[Data entries]
>> Start

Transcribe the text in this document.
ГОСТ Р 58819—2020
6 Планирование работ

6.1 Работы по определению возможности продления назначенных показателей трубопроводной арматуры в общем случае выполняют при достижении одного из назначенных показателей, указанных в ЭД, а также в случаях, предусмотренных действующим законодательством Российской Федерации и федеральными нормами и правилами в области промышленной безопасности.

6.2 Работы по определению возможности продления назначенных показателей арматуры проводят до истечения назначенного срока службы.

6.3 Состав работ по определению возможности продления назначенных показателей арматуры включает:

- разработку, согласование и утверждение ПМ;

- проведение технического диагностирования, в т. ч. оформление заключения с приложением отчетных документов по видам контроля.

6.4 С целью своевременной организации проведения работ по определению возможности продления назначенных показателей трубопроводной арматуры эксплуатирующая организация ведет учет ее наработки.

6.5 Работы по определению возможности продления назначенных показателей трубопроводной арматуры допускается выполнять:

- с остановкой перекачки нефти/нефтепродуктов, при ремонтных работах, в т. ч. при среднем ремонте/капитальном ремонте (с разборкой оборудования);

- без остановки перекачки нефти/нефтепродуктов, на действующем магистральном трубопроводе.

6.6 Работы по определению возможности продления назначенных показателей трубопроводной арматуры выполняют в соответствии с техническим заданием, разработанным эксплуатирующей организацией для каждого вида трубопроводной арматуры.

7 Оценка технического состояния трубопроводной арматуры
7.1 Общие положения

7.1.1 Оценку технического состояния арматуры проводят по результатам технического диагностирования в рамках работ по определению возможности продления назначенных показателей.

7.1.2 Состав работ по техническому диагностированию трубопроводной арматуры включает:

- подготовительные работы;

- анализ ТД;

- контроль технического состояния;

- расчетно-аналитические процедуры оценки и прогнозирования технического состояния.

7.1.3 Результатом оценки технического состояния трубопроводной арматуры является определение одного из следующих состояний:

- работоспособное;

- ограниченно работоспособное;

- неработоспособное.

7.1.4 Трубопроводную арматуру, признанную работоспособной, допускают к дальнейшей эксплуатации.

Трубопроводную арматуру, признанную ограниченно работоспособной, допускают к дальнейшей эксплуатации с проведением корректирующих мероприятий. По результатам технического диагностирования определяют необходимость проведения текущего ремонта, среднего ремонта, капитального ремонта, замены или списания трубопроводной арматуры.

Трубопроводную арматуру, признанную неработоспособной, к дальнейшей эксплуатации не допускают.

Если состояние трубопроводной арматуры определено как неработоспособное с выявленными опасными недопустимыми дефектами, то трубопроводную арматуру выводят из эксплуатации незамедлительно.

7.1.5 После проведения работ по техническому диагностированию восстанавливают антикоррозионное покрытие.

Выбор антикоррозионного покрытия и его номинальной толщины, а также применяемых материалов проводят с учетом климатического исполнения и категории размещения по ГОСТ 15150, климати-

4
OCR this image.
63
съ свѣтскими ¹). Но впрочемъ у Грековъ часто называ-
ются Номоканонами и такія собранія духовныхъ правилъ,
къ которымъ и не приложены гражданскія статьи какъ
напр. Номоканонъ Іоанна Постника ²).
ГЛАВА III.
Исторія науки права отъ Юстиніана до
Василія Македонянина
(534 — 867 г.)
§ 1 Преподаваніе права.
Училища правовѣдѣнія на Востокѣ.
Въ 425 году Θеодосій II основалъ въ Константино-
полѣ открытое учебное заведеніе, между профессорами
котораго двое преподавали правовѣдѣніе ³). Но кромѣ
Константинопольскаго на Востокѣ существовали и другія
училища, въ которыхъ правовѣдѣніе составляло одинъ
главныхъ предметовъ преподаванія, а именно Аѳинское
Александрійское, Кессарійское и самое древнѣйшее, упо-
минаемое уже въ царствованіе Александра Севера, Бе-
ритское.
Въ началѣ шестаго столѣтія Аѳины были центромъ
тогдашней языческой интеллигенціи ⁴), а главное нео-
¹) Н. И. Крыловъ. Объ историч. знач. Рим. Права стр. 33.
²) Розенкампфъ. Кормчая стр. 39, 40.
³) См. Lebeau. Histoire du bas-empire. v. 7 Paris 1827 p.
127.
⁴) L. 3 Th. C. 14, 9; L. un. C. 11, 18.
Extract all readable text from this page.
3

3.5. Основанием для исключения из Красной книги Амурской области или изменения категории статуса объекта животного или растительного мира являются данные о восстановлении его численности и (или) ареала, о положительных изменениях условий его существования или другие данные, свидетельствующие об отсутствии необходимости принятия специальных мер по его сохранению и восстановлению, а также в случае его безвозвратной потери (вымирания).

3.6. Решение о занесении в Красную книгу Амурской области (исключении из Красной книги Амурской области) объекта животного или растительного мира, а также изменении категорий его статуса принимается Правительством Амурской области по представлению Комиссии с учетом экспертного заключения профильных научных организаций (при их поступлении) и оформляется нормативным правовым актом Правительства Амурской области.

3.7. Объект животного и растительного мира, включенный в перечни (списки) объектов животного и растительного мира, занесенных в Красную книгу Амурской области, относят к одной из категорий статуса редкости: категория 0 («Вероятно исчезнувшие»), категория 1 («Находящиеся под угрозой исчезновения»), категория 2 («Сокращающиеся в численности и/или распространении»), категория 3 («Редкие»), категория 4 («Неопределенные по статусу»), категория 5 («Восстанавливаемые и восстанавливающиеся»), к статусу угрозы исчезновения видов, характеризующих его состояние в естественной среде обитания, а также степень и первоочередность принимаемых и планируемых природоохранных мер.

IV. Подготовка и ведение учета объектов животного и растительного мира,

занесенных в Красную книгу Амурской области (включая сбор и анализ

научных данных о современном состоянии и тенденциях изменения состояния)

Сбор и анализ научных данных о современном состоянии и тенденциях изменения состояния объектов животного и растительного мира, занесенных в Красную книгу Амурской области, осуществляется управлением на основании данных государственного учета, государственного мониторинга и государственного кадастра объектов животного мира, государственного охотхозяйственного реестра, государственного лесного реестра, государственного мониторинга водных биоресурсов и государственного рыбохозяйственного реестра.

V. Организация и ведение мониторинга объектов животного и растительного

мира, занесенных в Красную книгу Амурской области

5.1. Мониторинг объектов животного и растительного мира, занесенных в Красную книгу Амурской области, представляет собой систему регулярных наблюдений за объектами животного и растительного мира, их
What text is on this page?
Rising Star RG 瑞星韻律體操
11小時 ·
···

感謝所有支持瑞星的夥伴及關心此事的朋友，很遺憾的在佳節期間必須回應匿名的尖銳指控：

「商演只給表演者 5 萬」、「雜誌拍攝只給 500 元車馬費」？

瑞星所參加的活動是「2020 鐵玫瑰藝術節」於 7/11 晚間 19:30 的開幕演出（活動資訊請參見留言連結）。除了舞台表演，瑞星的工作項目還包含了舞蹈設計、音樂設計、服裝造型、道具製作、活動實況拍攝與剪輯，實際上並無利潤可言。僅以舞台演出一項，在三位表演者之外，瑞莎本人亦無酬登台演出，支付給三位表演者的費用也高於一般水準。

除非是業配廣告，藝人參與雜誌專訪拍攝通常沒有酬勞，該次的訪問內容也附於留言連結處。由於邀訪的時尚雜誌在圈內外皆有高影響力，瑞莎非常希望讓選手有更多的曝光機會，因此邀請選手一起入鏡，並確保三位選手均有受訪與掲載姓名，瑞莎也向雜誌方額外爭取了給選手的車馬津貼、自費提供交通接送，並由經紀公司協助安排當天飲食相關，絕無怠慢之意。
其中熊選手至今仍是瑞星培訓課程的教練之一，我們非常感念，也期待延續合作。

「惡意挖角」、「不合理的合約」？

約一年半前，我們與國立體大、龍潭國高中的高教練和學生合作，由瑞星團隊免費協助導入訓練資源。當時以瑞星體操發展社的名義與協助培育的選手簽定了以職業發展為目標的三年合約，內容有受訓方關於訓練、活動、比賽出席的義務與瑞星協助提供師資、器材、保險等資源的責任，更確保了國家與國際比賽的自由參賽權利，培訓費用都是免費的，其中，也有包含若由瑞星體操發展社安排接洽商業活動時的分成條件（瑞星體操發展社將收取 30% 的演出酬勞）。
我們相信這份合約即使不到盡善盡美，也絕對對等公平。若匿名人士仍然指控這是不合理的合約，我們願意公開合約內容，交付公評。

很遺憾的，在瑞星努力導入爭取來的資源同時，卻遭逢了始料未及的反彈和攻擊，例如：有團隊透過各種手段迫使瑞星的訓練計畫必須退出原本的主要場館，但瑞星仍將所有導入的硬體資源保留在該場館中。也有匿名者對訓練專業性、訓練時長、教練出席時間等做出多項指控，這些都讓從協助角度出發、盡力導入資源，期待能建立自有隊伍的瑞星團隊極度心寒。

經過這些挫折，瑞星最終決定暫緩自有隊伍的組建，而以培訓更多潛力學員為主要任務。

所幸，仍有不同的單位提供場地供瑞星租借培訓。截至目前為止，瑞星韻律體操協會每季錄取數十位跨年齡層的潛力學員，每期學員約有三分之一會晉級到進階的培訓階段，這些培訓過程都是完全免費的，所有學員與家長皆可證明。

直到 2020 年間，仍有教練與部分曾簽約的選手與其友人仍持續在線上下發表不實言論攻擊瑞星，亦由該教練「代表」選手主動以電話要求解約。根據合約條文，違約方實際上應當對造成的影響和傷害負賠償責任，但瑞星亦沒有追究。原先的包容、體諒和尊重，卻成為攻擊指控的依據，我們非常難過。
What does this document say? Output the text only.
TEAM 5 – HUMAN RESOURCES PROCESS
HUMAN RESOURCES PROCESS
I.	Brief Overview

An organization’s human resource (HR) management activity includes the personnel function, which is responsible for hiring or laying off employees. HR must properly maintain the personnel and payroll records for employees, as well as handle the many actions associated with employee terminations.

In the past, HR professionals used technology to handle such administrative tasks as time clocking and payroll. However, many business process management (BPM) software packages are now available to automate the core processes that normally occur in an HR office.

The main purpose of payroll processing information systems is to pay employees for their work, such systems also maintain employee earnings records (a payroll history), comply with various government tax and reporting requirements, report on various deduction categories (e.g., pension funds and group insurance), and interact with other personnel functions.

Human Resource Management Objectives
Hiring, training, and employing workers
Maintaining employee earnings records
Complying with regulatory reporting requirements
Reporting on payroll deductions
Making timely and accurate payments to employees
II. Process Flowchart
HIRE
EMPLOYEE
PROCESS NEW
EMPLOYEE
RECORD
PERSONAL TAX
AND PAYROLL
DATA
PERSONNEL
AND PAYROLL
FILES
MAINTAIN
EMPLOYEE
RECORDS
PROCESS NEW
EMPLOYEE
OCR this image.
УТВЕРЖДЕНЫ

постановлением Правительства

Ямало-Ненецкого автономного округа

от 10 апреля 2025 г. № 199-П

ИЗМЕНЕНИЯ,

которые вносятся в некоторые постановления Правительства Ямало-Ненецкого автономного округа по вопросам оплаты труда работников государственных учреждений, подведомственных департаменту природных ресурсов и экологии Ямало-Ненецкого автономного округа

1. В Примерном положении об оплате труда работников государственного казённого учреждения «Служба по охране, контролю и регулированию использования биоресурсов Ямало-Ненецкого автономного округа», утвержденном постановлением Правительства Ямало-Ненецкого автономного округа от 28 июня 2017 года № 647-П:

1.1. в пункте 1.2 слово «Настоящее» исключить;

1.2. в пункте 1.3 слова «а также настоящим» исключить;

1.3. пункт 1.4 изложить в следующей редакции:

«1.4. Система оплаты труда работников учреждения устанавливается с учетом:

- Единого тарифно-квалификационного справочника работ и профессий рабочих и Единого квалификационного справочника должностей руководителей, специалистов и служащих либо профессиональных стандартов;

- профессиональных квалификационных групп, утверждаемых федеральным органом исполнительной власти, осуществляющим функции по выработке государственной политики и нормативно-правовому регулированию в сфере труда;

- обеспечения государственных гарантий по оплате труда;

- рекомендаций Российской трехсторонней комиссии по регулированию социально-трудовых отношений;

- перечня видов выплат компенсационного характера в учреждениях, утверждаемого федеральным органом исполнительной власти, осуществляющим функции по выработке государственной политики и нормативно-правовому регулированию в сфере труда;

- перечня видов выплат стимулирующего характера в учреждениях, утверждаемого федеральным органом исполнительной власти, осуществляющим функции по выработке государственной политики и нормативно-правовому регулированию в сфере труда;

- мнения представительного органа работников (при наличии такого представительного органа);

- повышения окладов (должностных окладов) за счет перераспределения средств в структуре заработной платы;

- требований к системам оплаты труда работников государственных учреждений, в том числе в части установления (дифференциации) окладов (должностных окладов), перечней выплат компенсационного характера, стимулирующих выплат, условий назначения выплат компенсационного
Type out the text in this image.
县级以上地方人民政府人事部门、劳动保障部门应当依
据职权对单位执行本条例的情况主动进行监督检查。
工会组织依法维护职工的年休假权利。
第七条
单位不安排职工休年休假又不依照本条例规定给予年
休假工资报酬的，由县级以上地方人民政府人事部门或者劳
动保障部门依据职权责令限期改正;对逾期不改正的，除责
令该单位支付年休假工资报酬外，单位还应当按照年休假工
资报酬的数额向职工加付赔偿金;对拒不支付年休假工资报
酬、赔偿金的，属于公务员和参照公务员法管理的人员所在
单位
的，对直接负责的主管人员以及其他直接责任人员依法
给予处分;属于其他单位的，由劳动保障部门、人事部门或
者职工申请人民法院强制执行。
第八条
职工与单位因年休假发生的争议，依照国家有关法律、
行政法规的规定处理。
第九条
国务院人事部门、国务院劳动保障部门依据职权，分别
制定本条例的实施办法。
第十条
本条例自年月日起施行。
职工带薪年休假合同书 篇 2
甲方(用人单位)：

>> End

Task objective — Copy all lines of the material above where the string "requirements" occurs.

Final result —
The main purpose of payroll processing information systems is to pay employees for their work, such systems also maintain employee earnings records (a payroll history), comply with various government tax and reporting requirements, report on various deduction categories (e.g., pension funds and group insurance), and interact with other personnel functions.
Complying with regulatory reporting requirements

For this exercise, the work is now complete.